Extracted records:
_ _ _ _

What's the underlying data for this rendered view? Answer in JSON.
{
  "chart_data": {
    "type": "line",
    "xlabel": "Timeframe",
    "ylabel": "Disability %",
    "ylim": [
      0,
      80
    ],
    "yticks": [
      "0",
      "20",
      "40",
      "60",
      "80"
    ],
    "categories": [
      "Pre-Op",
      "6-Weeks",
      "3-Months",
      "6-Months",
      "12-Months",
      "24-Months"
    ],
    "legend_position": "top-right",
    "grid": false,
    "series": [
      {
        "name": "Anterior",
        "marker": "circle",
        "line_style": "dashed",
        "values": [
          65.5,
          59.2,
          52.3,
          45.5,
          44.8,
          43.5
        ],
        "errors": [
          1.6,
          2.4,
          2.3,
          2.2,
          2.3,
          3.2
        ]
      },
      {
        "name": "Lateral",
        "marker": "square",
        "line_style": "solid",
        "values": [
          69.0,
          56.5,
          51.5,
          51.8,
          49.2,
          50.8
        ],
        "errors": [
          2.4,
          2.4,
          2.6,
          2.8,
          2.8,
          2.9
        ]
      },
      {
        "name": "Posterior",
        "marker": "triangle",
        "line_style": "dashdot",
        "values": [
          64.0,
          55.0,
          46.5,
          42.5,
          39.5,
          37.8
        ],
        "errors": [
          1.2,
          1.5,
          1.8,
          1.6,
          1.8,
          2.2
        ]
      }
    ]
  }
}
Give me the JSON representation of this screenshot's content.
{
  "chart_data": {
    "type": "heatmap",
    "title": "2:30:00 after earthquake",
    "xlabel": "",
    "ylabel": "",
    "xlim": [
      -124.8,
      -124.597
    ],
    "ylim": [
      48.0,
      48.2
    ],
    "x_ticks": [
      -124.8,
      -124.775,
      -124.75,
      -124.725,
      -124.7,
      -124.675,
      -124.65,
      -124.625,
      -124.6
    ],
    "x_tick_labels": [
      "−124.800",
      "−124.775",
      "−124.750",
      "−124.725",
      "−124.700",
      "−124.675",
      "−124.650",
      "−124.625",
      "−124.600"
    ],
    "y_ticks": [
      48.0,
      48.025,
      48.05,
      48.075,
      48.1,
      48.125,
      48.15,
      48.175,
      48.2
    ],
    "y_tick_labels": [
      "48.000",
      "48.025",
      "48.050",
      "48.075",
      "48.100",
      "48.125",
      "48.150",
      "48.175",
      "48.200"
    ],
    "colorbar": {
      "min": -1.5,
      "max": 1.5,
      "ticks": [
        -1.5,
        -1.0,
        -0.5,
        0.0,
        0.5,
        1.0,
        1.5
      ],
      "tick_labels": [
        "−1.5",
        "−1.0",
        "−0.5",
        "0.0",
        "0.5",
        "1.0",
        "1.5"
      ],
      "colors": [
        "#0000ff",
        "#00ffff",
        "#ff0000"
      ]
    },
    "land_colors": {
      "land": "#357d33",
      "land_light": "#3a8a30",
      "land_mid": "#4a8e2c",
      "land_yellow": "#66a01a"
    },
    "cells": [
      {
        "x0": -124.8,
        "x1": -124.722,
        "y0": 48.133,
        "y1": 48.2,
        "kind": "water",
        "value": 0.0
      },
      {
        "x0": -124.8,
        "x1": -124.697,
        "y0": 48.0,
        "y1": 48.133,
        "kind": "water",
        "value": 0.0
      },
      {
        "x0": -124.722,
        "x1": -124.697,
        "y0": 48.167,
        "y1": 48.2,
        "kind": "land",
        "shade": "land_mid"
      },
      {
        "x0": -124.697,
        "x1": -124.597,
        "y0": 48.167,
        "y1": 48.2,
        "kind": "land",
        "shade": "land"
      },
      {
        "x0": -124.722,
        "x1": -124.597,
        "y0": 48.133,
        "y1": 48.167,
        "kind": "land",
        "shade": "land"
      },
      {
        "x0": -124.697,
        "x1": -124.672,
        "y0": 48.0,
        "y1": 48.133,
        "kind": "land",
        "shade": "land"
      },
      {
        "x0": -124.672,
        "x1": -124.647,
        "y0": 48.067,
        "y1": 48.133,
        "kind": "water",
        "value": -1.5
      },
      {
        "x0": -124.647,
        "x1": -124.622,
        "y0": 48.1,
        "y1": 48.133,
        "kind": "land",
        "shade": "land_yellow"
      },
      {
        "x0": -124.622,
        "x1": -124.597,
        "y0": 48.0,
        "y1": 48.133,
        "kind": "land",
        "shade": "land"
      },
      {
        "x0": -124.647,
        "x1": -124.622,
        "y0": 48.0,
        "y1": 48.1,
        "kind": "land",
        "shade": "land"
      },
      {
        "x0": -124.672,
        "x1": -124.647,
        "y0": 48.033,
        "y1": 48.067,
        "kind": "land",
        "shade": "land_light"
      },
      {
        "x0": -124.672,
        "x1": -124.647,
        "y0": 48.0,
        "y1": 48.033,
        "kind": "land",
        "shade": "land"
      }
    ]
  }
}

_ _ _ _

#### [What you should do]
Every entry above should be retyped exactly as shown.

#### [Exercise answer]
What's the underlying data for this rendered view? Answer in JSON.
{
  "chart_data": {
    "type": "line",
    "xlabel": "Timeframe",
    "ylabel": "Disability %",
    "ylim": [
      0,
      80
    ],
    "yticks": [
      "0",
      "20",
      "40",
      "60",
      "80"
    ],
    "categories": [
      "Pre-Op",
      "6-Weeks",
      "3-Months",
      "6-Months",
      "12-Months",
      "24-Months"
    ],
    "legend_position": "top-right",
    "grid": false,
    "series": [
      {
        "name": "Anterior",
        "marker": "circle",
        "line_style": "dashed",
        "values": [
          65.5,
          59.2,
          52.3,
          45.5,
          44.8,
          43.5
        ],
        "errors": [
          1.6,
          2.4,
          2.3,
          2.2,
          2.3,
          3.2
        ]
      },
      {
        "name": "Lateral",
        "marker": "square",
        "line_style": "solid",
        "values": [
          69.0,
          56.5,
          51.5,
          51.8,
          49.2,
          50.8
        ],
        "errors": [
          2.4,
          2.4,
          2.6,
          2.8,
          2.8,
          2.9
        ]
      },
      {
        "name": "Posterior",
        "marker": "triangle",
        "line_style": "dashdot",
        "values": [
          64.0,
          55.0,
          46.5,
          42.5,
          39.5,
          37.8
        ],
        "errors": [
          1.2,
          1.5,
          1.8,
          1.6,
          1.8,
          2.2
        ]
      }
    ]
  }
}
Give me the JSON representation of this screenshot's content.
{
  "chart_data": {
    "type": "heatmap",
    "title": "2:30:00 after earthquake",
    "xlabel": "",
    "ylabel": "",
    "xlim": [
      -124.8,
      -124.597
    ],
    "ylim": [
      48.0,
      48.2
    ],
    "x_ticks": [
      -124.8,
      -124.775,
      -124.75,
      -124.725,
      -124.7,
      -124.675,
      -124.65,
      -124.625,
      -124.6
    ],
    "x_tick_labels": [
      "−124.800",
      "−124.775",
      "−124.750",
      "−124.725",
      "−124.700",
      "−124.675",
      "−124.650",
      "−124.625",
      "−124.600"
    ],
    "y_ticks": [
      48.0,
      48.025,
      48.05,
      48.075,
      48.1,
      48.125,
      48.15,
      48.175,
      48.2
    ],
    "y_tick_labels": [
      "48.000",
      "48.025",
      "48.050",
      "48.075",
      "48.100",
      "48.125",
      "48.150",
      "48.175",
      "48.200"
    ],
    "colorbar": {
      "min": -1.5,
      "max": 1.5,
      "ticks": [
        -1.5,
        -1.0,
        -0.5,
        0.0,
        0.5,
        1.0,
        1.5
      ],
      "tick_labels": [
        "−1.5",
        "−1.0",
        "−0.5",
        "0.0",
        "0.5",
        "1.0",
        "1.5"
      ],
      "colors": [
        "#0000ff",
        "#00ffff",
        "#ff0000"
      ]
    },
    "land_colors": {
      "land": "#357d33",
      "land_light": "#3a8a30",
      "land_mid": "#4a8e2c",
      "land_yellow": "#66a01a"
    },
    "cells": [
      {
        "x0": -124.8,
        "x1": -124.722,
        "y0": 48.133,
        "y1": 48.2,
        "kind": "water",
        "value": 0.0
      },
      {
        "x0": -124.8,
        "x1": -124.697,
        "y0": 48.0,
        "y1": 48.133,
        "kind": "water",
        "value": 0.0
      },
      {
        "x0": -124.722,
        "x1": -124.697,
        "y0": 48.167,
        "y1": 48.2,
        "kind": "land",
        "shade": "land_mid"
      },
      {
        "x0": -124.697,
        "x1": -124.597,
        "y0": 48.167,
        "y1": 48.2,
        "kind": "land",
        "shade": "land"
      },
      {
        "x0": -124.722,
        "x1": -124.597,
        "y0": 48.133,
        "y1": 48.167,
        "kind": "land",
        "shade": "land"
      },
      {
        "x0": -124.697,
        "x1": -124.672,
        "y0": 48.0,
        "y1": 48.133,
        "kind": "land",
        "shade": "land"
      },
      {
        "x0": -124.672,
        "x1": -124.647,
        "y0": 48.067,
        "y1": 48.133,
        "kind": "water",
        "value": -1.5
      },
      {
        "x0": -124.647,
        "x1": -124.622,
        "y0": 48.1,
        "y1": 48.133,
        "kind": "land",
        "shade": "land_yellow"
      },
      {
        "x0": -124.622,
        "x1": -124.597,
        "y0": 48.0,
        "y1": 48.133,
        "kind": "land",
        "shade": "land"
      },
      {
        "x0": -124.647,
        "x1": -124.622,
        "y0": 48.0,
        "y1": 48.1,
        "kind": "land",
        "shade": "land"
      },
      {
        "x0": -124.672,
        "x1": -124.647,
        "y0": 48.033,
        "y1": 48.067,
        "kind": "land",
        "shade": "land_light"
      },
      {
        "x0": -124.672,
        "x1": -124.647,
        "y0": 48.0,
        "y1": 48.033,
        "kind": "land",
        "shade": "land"
      }
    ]
  }
}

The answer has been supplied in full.